Lines that contain "document" are to be counted; give only their number.

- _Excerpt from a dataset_
....

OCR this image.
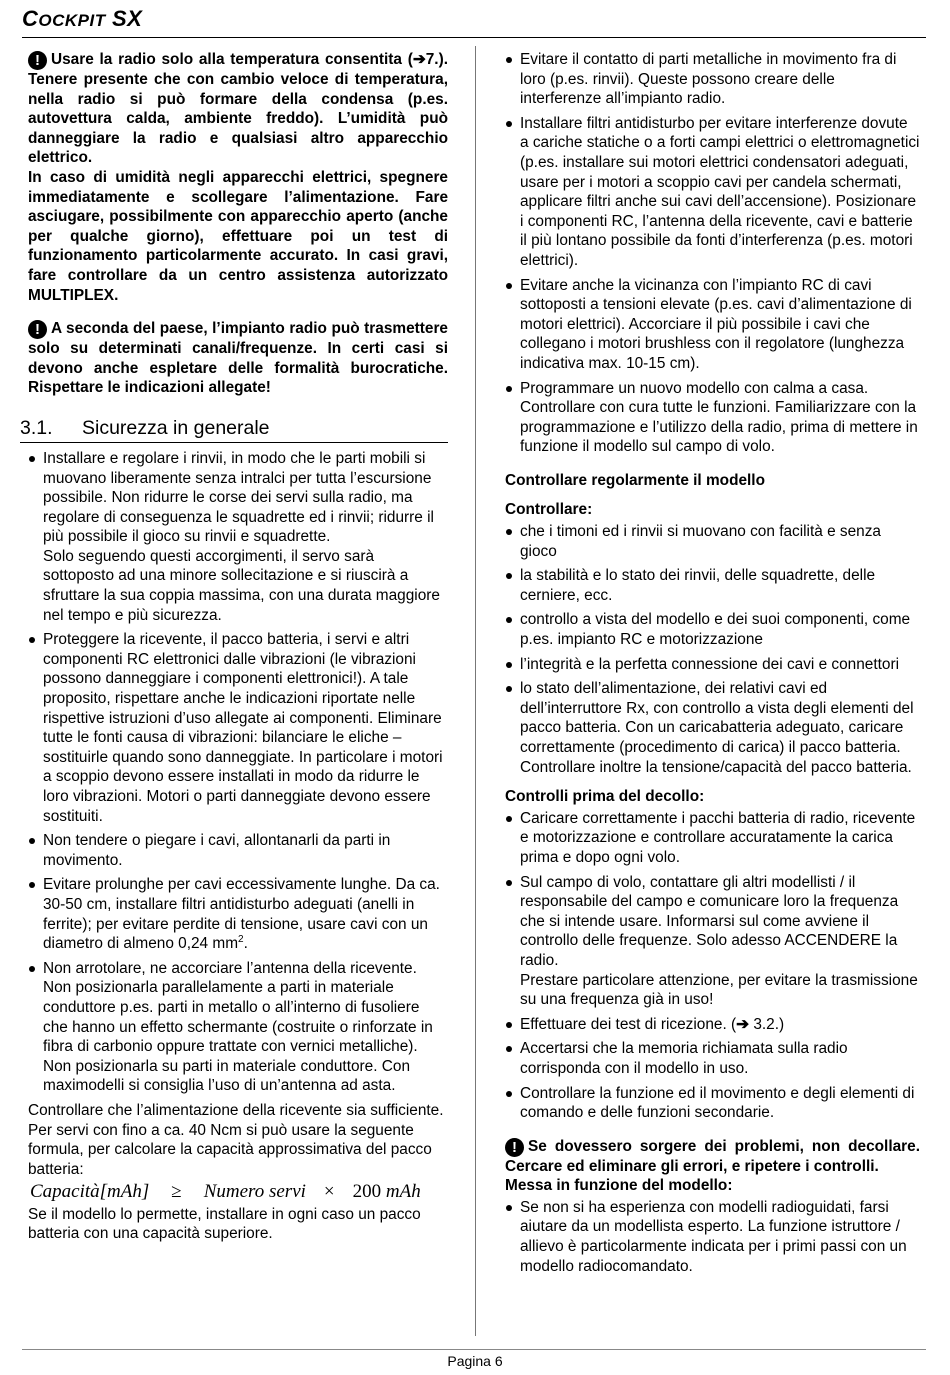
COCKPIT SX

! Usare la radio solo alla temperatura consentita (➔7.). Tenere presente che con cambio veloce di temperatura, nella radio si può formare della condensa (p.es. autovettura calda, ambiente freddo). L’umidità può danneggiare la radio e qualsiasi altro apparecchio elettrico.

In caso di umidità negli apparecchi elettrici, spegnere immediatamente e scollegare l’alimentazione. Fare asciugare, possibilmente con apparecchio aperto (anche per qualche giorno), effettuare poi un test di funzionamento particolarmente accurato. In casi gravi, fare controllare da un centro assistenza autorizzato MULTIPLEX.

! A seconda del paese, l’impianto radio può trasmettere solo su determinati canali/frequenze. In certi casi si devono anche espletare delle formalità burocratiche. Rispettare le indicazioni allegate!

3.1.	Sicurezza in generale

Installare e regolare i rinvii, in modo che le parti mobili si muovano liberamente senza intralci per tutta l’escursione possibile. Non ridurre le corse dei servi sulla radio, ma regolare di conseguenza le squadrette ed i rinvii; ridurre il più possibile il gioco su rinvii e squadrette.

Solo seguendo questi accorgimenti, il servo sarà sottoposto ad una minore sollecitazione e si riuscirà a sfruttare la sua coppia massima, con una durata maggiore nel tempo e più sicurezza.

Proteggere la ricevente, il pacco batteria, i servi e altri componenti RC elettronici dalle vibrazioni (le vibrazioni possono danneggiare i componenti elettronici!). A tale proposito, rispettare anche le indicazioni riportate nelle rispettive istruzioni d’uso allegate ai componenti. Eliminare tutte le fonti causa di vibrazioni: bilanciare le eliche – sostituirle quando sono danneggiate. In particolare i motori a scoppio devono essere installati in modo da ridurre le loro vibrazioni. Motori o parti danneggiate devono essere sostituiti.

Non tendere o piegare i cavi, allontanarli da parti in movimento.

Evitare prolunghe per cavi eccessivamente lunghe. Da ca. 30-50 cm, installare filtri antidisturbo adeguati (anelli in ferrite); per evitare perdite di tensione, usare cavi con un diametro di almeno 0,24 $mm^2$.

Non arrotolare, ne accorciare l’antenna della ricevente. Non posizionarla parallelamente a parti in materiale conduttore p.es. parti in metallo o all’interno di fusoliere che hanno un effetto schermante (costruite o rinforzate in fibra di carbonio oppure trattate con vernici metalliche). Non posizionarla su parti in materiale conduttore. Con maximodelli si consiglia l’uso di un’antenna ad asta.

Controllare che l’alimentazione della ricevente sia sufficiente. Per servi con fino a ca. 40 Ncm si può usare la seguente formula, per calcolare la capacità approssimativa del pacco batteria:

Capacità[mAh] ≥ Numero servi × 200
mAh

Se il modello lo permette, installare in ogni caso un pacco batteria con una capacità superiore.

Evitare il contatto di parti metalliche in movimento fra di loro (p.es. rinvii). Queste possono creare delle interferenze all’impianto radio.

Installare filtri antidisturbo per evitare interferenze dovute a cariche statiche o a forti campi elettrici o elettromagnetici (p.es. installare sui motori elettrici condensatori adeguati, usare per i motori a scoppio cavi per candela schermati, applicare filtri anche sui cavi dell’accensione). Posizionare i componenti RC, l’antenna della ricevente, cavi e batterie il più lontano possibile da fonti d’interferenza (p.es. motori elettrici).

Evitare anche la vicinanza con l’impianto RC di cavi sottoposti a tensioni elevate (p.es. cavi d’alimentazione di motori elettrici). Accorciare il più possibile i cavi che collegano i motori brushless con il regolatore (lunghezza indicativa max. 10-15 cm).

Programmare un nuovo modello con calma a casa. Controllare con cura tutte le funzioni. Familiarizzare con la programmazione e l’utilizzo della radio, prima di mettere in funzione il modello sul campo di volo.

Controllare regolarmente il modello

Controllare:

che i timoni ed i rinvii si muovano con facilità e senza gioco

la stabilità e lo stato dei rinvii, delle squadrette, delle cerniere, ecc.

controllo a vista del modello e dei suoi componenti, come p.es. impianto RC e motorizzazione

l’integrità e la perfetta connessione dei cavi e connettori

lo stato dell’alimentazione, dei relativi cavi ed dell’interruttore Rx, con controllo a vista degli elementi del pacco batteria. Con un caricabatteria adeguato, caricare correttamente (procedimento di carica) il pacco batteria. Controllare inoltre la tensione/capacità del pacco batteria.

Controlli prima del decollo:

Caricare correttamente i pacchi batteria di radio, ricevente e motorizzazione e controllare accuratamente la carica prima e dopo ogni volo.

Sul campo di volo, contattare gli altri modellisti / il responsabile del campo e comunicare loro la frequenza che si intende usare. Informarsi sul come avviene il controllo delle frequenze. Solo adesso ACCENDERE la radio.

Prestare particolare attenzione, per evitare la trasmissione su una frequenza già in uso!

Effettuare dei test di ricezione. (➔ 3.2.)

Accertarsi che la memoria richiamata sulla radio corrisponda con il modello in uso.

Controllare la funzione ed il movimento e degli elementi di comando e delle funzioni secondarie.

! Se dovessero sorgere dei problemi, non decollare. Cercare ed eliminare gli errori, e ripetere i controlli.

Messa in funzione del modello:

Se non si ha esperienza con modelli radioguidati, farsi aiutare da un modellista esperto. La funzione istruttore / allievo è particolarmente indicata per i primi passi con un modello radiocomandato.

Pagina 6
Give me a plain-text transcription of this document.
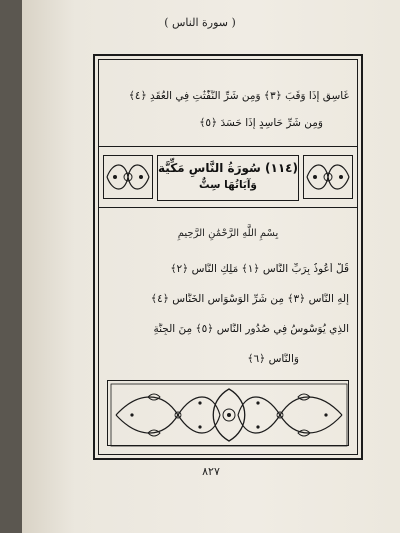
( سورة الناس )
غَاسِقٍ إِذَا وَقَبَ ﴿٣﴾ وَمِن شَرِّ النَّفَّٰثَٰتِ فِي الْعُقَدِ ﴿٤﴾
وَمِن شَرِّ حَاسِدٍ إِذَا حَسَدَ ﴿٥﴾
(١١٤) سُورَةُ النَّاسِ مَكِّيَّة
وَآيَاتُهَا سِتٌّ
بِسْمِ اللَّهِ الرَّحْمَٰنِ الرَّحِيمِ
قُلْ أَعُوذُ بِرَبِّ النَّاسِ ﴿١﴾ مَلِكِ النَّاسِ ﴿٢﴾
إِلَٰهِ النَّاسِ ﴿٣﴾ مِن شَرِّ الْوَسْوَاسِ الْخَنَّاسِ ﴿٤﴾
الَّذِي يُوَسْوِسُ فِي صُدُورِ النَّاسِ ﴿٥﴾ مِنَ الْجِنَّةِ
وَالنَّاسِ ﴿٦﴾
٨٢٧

....

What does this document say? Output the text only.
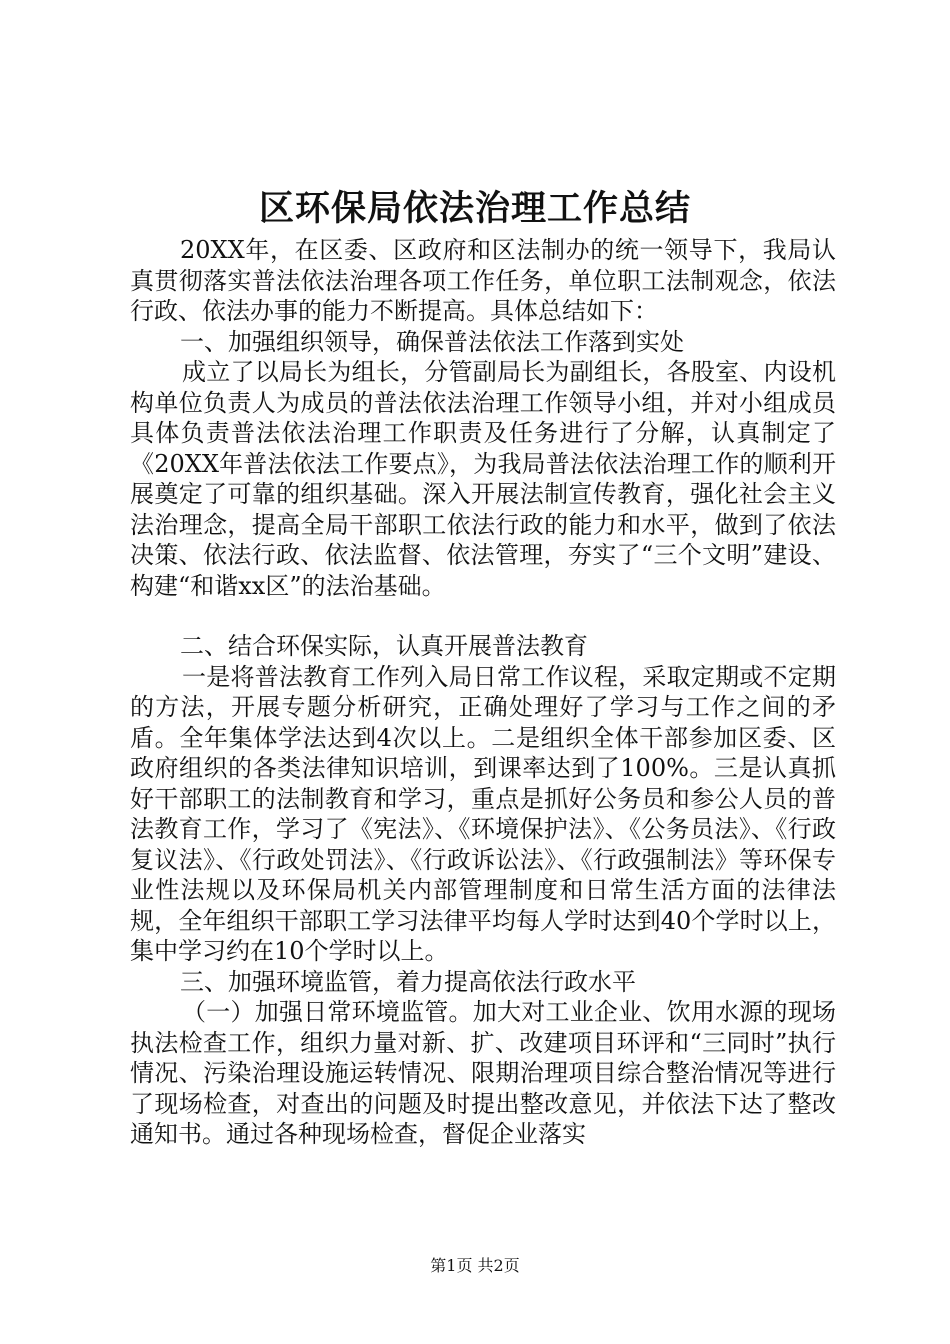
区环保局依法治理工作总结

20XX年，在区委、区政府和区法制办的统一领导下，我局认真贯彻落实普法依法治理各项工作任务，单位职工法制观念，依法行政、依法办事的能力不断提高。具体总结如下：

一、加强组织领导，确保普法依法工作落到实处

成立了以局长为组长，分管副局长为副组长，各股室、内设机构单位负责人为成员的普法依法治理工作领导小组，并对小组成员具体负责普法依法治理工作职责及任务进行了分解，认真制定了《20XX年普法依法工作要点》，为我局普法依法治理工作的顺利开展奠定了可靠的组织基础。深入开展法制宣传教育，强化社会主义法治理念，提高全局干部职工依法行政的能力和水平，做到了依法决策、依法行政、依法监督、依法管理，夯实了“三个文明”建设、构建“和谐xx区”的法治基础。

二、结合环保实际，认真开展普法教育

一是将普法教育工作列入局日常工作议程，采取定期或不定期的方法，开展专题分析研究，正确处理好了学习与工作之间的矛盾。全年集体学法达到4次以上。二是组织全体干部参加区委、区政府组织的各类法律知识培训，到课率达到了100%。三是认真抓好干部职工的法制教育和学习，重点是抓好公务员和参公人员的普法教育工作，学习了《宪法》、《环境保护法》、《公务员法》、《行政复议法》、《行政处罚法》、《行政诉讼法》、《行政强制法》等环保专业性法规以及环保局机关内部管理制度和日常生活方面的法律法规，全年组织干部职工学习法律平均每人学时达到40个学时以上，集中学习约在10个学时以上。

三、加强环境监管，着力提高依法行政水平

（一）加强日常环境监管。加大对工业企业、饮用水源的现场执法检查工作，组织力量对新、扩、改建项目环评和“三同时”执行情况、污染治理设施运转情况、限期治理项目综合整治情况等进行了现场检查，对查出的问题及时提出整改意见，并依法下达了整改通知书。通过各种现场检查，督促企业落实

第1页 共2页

....

- _TASK OUTPUT_
2